══ Supplied material

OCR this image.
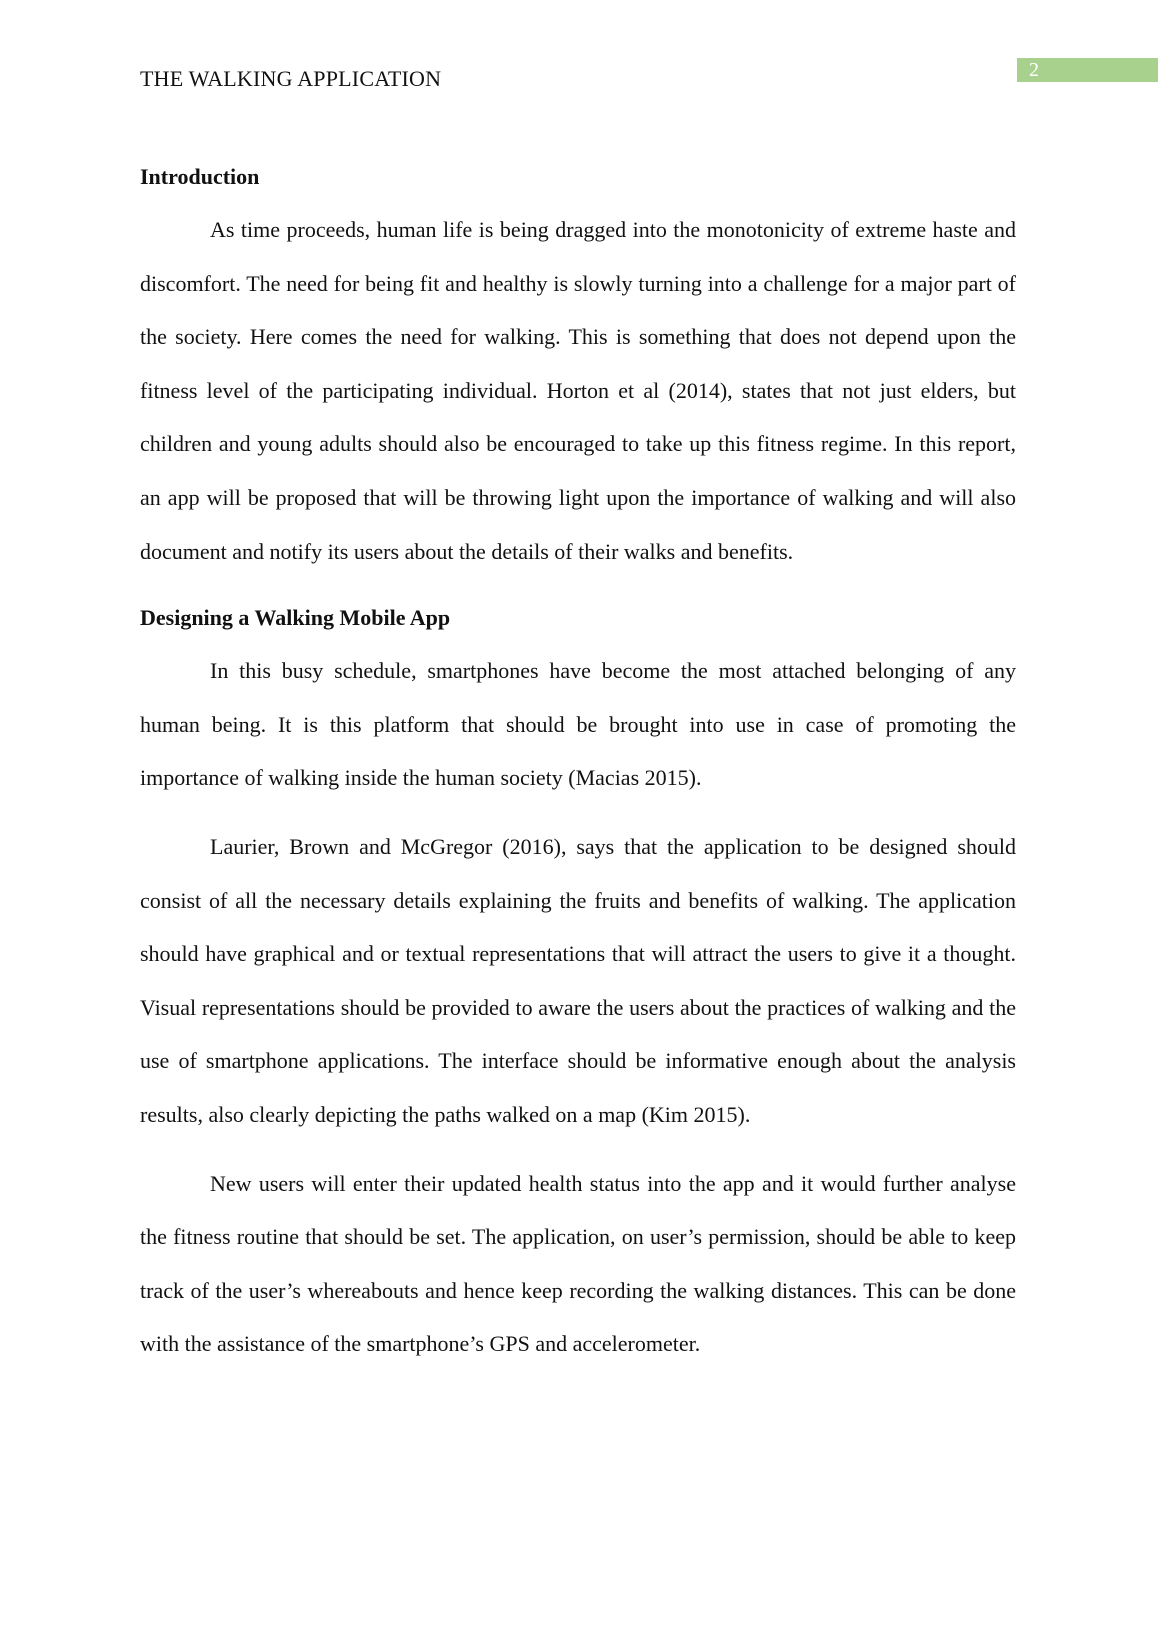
THE WALKING APPLICATION	2
Introduction

As time proceeds, human life is being dragged into the monotonicity of extreme haste and discomfort. The need for being fit and healthy is slowly turning into a challenge for a major part of the society. Here comes the need for walking. This is something that does not depend upon the fitness level of the participating individual. Horton et al (2014), states that not just elders, but children and young adults should also be encouraged to take up this fitness regime. In this report, an app will be proposed that will be throwing light upon the importance of walking and will also document and notify its users about the details of their walks and benefits.

Designing a Walking Mobile App

In this busy schedule, smartphones have become the most attached belonging of any human being. It is this platform that should be brought into use in case of promoting the importance of walking inside the human society (Macias 2015).

Laurier, Brown and McGregor (2016), says that the application to be designed should consist of all the necessary details explaining the fruits and benefits of walking. The application should have graphical and or textual representations that will attract the users to give it a thought. Visual representations should be provided to aware the users about the practices of walking and the use of smartphone applications. The interface should be informative enough about the analysis results, also clearly depicting the paths walked on a map (Kim 2015).

New users will enter their updated health status into the app and it would further analyse the fitness routine that should be set. The application, on user’s permission, should be able to keep track of the user’s whereabouts and hence keep recording the walking distances. This can be done with the assistance of the smartphone’s GPS and accelerometer.
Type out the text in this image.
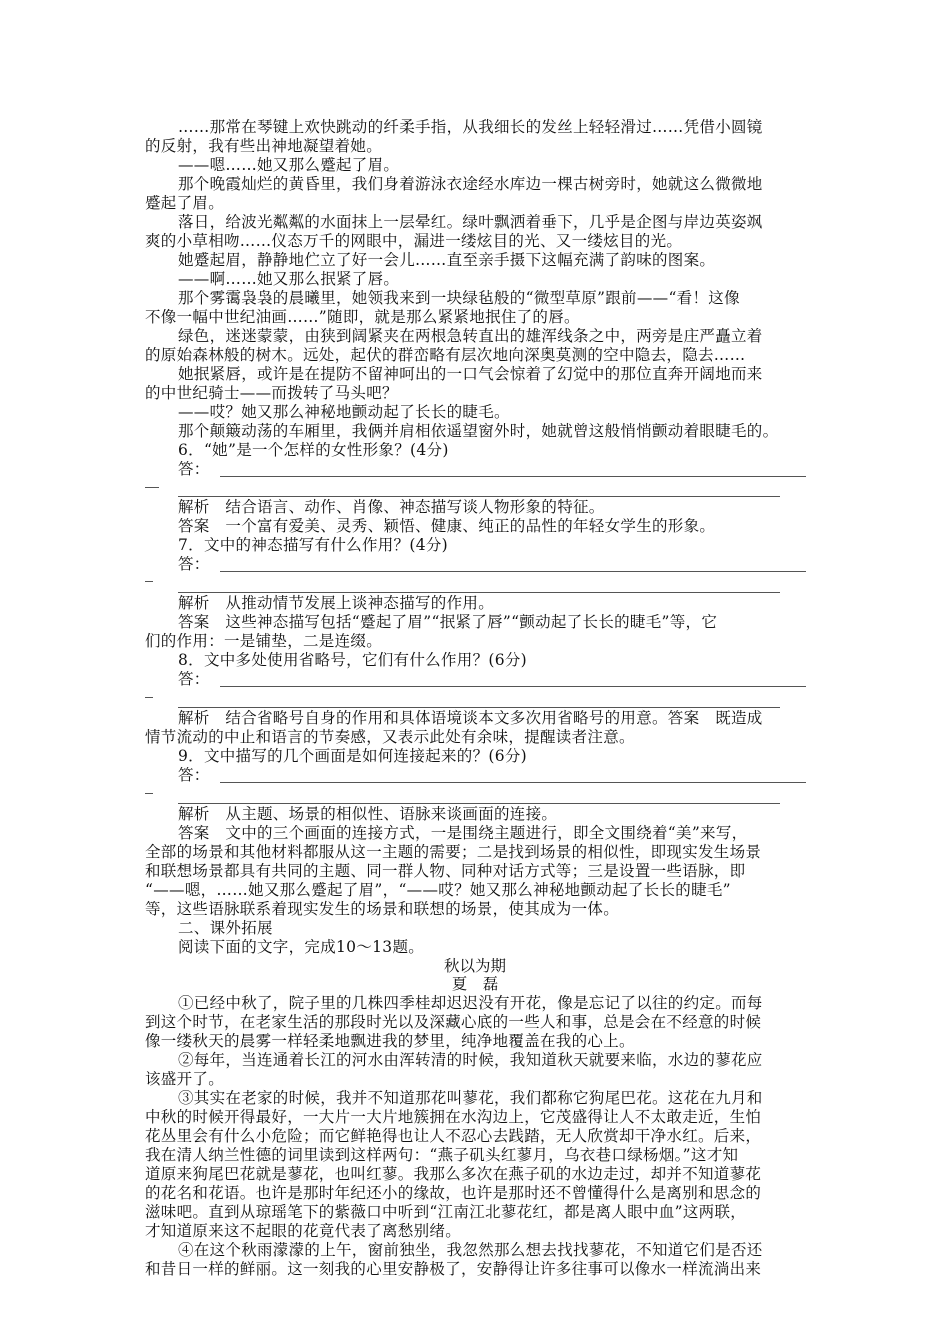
……那常在琴键上欢快跳动的纤柔手指，从我细长的发丝上轻轻滑过……凭借小圆镜
的反射，我有些出神地凝望着她。
——嗯……她又那么蹙起了眉。
那个晚霞灿烂的黄昏里，我们身着游泳衣途经水库边一棵古树旁时，她就这么微微地
蹙起了眉。
落日，给波光粼粼的水面抹上一层晕红。绿叶飘洒着垂下，几乎是企图与岸边英姿飒
爽的小草相吻……仪态万千的网眼中，漏进一缕炫目的光、又一缕炫目的光。
她蹙起眉，静静地伫立了好一会儿……直至亲手摄下这幅充满了韵味的图案。
——啊……她又那么抿紧了唇。
那个雾霭袅袅的晨曦里，她领我来到一块绿毡般的“微型草原”跟前——“看！这像
不像一幅中世纪油画……”随即，就是那么紧紧地抿住了的唇。
绿色，迷迷蒙蒙，由狭到阔紧夹在两根急转直出的雄浑线条之中，两旁是庄严矗立着
的原始森林般的树木。远处，起伏的群峦略有层次地向深奥莫测的空中隐去，隐去……
她抿紧唇，或许是在提防不留神呵出的一口气会惊着了幻觉中的那位直奔开阔地而来
的中世纪骑士——而拨转了马头吧？
——哎？她又那么神秘地颤动起了长长的睫毛。
那个颠簸动荡的车厢里，我俩并肩相依遥望窗外时，她就曾这般悄悄颤动着眼睫毛的。
6．“她”是一个怎样的女性形象？(4分)
答：
解析　结合语言、动作、肖像、神态描写谈人物形象的特征。
答案　一个富有爱美、灵秀、颖悟、健康、纯正的品性的年轻女学生的形象。
7．文中的神态描写有什么作用？(4分)
答：
解析　从推动情节发展上谈神态描写的作用。
答案　这些神态描写包括“蹙起了眉”“抿紧了唇”“颤动起了长长的睫毛”等，它
们的作用：一是铺垫，二是连缀。
8．文中多处使用省略号，它们有什么作用？(6分)
答：
解析　结合省略号自身的作用和具体语境谈本文多次用省略号的用意。答案　既造成
情节流动的中止和语言的节奏感，又表示此处有余味，提醒读者注意。
9．文中描写的几个画面是如何连接起来的？(6分)
答：
解析　从主题、场景的相似性、语脉来谈画面的连接。
答案　文中的三个画面的连接方式，一是围绕主题进行，即全文围绕着“美”来写，
全部的场景和其他材料都服从这一主题的需要；二是找到场景的相似性，即现实发生场景
和联想场景都具有共同的主题、同一群人物、同种对话方式等；三是设置一些语脉，即
“——嗯，……她又那么蹙起了眉”，“——哎？她又那么神秘地颤动起了长长的睫毛”
等，这些语脉联系着现实发生的场景和联想的场景，使其成为一体。
二、课外拓展
阅读下面的文字，完成10～13题。
秋以为期
夏　磊
①已经中秋了，院子里的几株四季桂却迟迟没有开花，像是忘记了以往的约定。而每
到这个时节，在老家生活的那段时光以及深藏心底的一些人和事，总是会在不经意的时候
像一缕秋天的晨雾一样轻柔地飘进我的梦里，纯净地覆盖在我的心上。
②每年，当连通着长江的河水由浑转清的时候，我知道秋天就要来临，水边的蓼花应
该盛开了。
③其实在老家的时候，我并不知道那花叫蓼花，我们都称它狗尾巴花。这花在九月和
中秋的时候开得最好，一大片一大片地簇拥在水沟边上，它茂盛得让人不太敢走近，生怕
花丛里会有什么小危险；而它鲜艳得也让人不忍心去践踏，无人欣赏却干净水红。后来，
我在清人纳兰性德的词里读到这样两句：“燕子矶头红蓼月，乌衣巷口绿杨烟。”这才知
道原来狗尾巴花就是蓼花，也叫红蓼。我那么多次在燕子矶的水边走过，却并不知道蓼花
的花名和花语。也许是那时年纪还小的缘故，也许是那时还不曾懂得什么是离别和思念的
滋味吧。直到从琼瑶笔下的紫薇口中听到“江南江北蓼花红，都是离人眼中血”这两联，
才知道原来这不起眼的花竟代表了离愁别绪。
④在这个秋雨濛濛的上午，窗前独坐，我忽然那么想去找找蓼花，不知道它们是否还
和昔日一样的鲜丽。这一刻我的心里安静极了，安静得让许多往事可以像水一样流淌出来
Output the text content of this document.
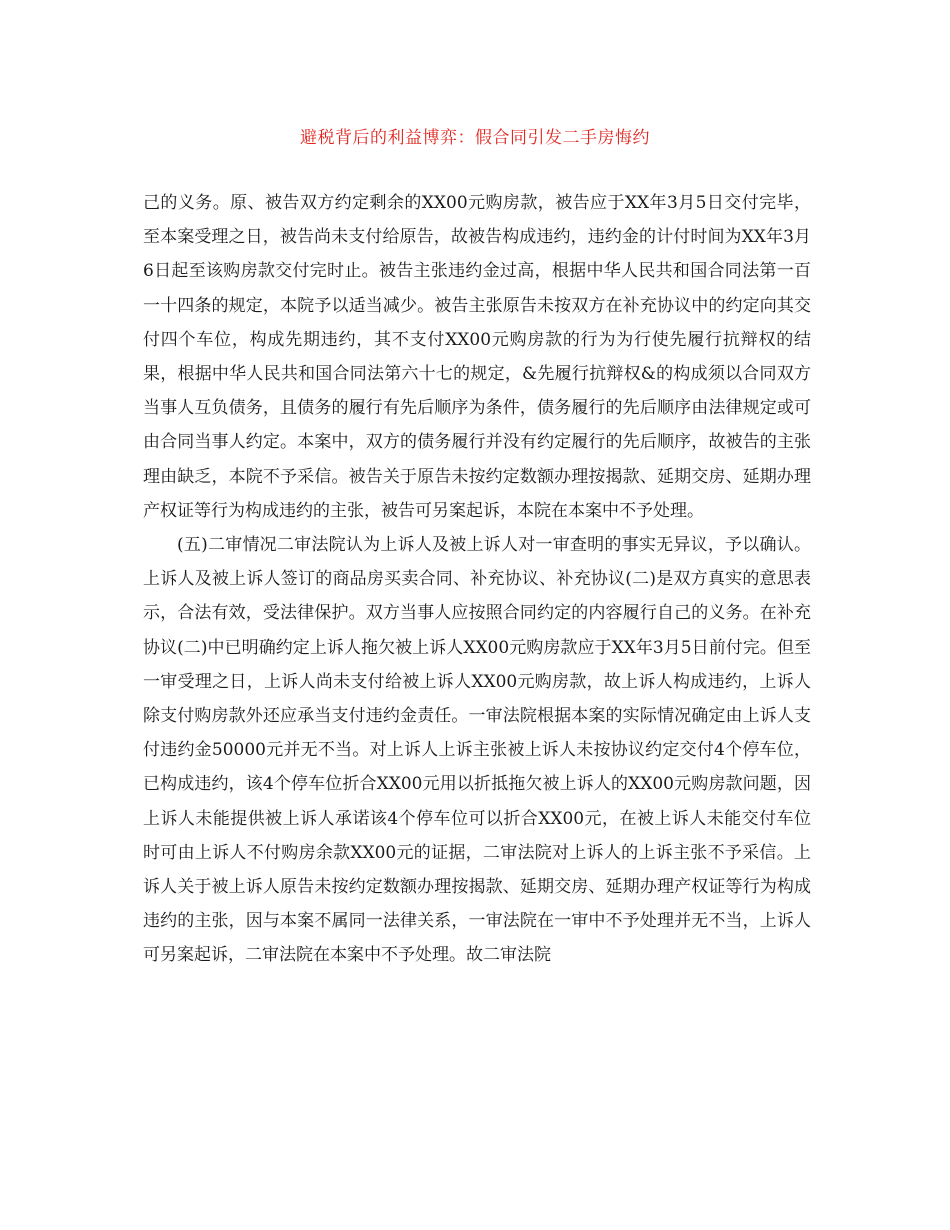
避税背后的利益博弈：假合同引发二手房悔约

己的义务。原、被告双方约定剩余的XX00元购房款，被告应于XX年3月5日交付完毕，至本案受理之日，被告尚未支付给原告，故被告构成违约，违约金的计付时间为XX年3月6日起至该购房款交付完时止。被告主张违约金过高，根据中华人民共和国合同法第一百一十四条的规定，本院予以适当减少。被告主张原告未按双方在补充协议中的约定向其交付四个车位，构成先期违约，其不支付XX00元购房款的行为为行使先履行抗辩权的结果，根据中华人民共和国合同法第六十七的规定，&先履行抗辩权&的构成须以合同双方当事人互负债务，且债务的履行有先后顺序为条件，债务履行的先后顺序由法律规定或可由合同当事人约定。本案中，双方的债务履行并没有约定履行的先后顺序，故被告的主张理由缺乏，本院不予采信。被告关于原告未按约定数额办理按揭款、延期交房、延期办理产权证等行为构成违约的主张，被告可另案起诉，本院在本案中不予处理。

(五)二审情况二审法院认为上诉人及被上诉人对一审查明的事实无异议，予以确认。上诉人及被上诉人签订的商品房买卖合同、补充协议、补充协议(二)是双方真实的意思表示，合法有效，受法律保护。双方当事人应按照合同约定的内容履行自己的义务。在补充协议(二)中已明确约定上诉人拖欠被上诉人XX00元购房款应于XX年3月5日前付完。但至一审受理之日，上诉人尚未支付给被上诉人XX00元购房款，故上诉人构成违约，上诉人除支付购房款外还应承当支付违约金责任。一审法院根据本案的实际情况确定由上诉人支付违约金50000元并无不当。对上诉人上诉主张被上诉人未按协议约定交付4个停车位，已构成违约，该4个停车位折合XX00元用以折抵拖欠被上诉人的XX00元购房款问题，因上诉人未能提供被上诉人承诺该4个停车位可以折合XX00元，在被上诉人未能交付车位时可由上诉人不付购房余款XX00元的证据，二审法院对上诉人的上诉主张不予采信。上诉人关于被上诉人原告未按约定数额办理按揭款、延期交房、延期办理产权证等行为构成违约的主张，因与本案不属同一法律关系，一审法院在一审中不予处理并无不当，上诉人可另案起诉，二审法院在本案中不予处理。故二审法院
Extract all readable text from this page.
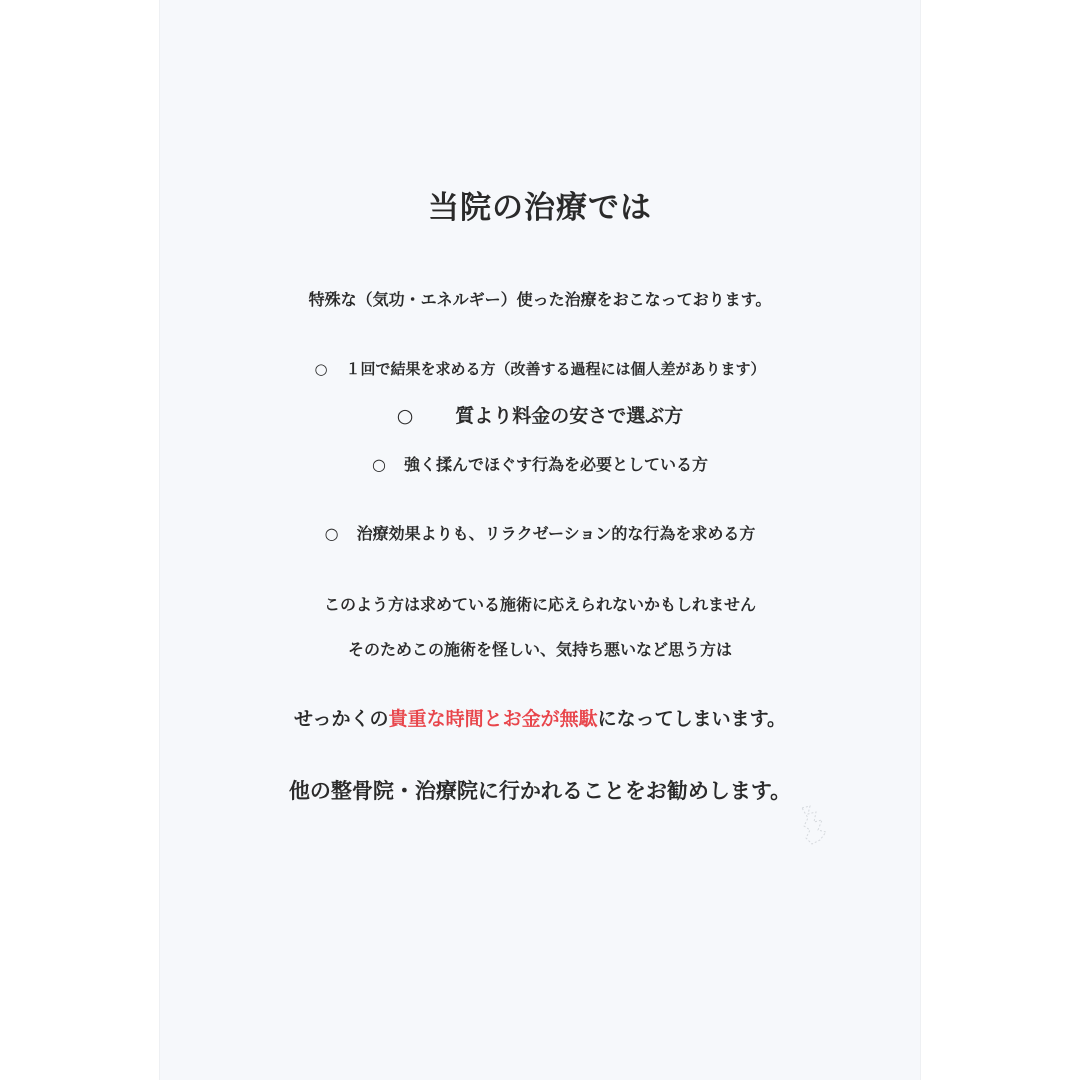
当院の治療では

特殊な（気功・エネルギー）使った治療をおこなっております。

○ １回で結果を求める方（改善する過程には個人差があります）

○ 質より料金の安さで選ぶ方

○ 強く揉んでほぐす行為を必要としている方

○ 治療効果よりも、リラクゼーション的な行為を求める方

このよう方は求めている施術に応えられないかもしれません

そのためこの施術を怪しい、気持ち悪いなど思う方は

せっかくの貴重な時間とお金が無駄になってしまいます。

他の整骨院・治療院に行かれることをお勧めします。
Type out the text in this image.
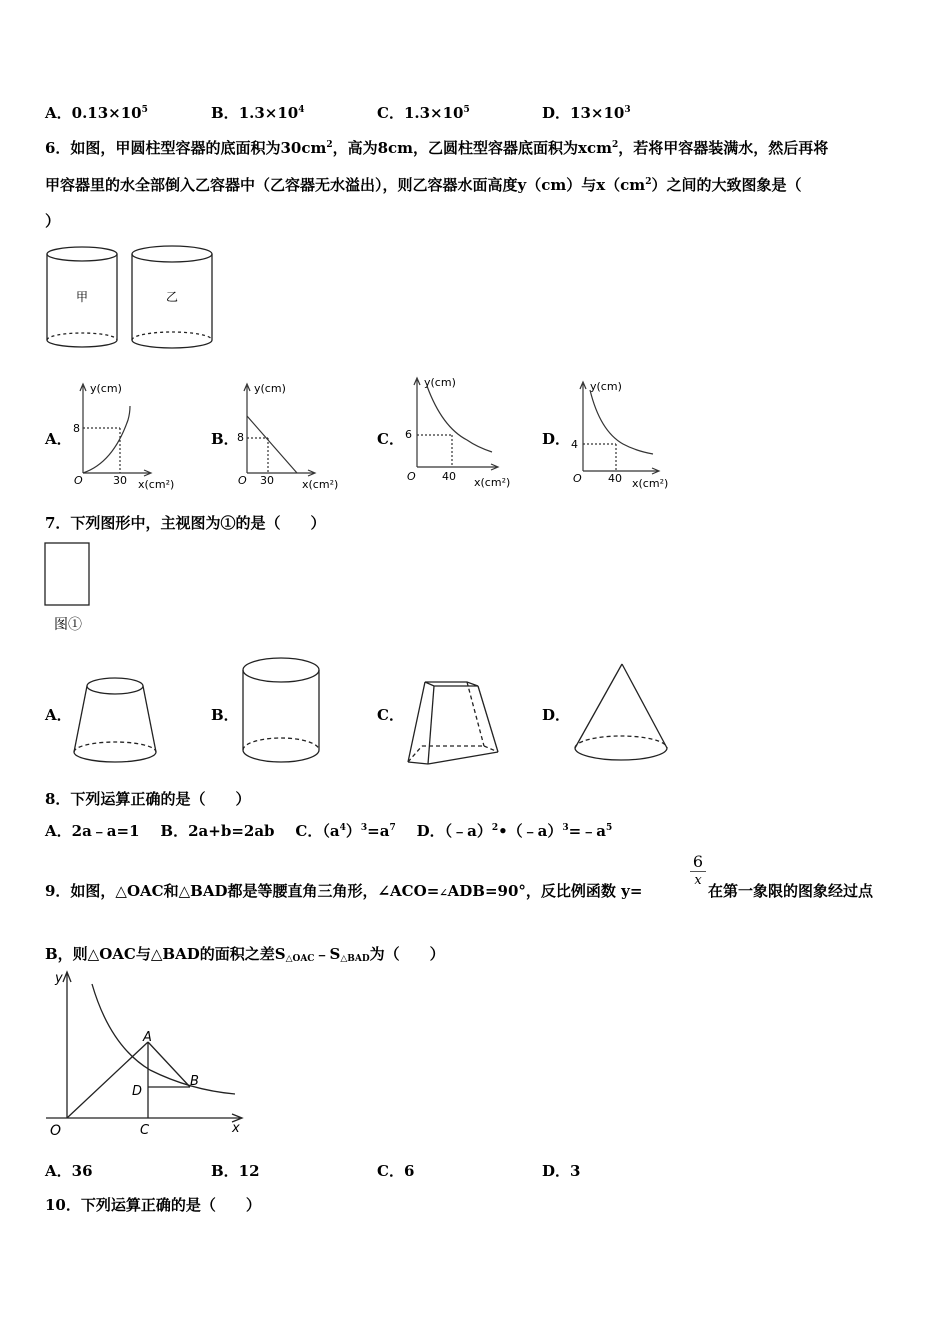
A．$0.13\times 10^5$	B．$1.3\times 10^4$	C．$1.3\times 10^5$	D．$13\times 10^3$
6．如图，甲圆柱型容器的底面积为$30cm^2$，高为8cm，乙圆柱型容器底面积为xcm$^2$，若将甲容器装满水，然后再将
甲容器里的水全部倒入乙容器中（乙容器无水溢出），则乙容器水面高度y（cm）与$x(cm^2)$之间的大致图象是（
）
甲	乙
A．
y(cm)
8
30
O	x(cm²)
B．
y(cm)
8
30
O	x(cm²)
C．
y(cm)
6
40
O	x(cm²)
D．
y(cm)
4
40
O	x(cm²)
7．下列图形中，主视图为①的是（　　）
图①
A．	B．	C．	D．
8．下列运算正确的是（　　）
A．2a﹣a=1 B．2a+b=2ab C．$(a^4)^3=a^7$ D．$(﹣a)^2•(﹣a)^3=﹣a^5$
9．如图，△OAC和△BAD都是等腰直角三角形，∠ACO=∠ADB=90°，反比例函数 y=
6
x
在第一象限的图象经过点
B，则△OAC与△BAD的面积之差$S_{\triangle OAC}﹣S_{\triangle BAD}$为（　　）
y
x
O
A
B
C
D
A．36	B．12	C．6	D．3
10．下列运算正确的是（　　）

════

Of all the lines above, how many contain the word "她又那么蹙起了眉"? Answer with only the number.

Reply to the task.
2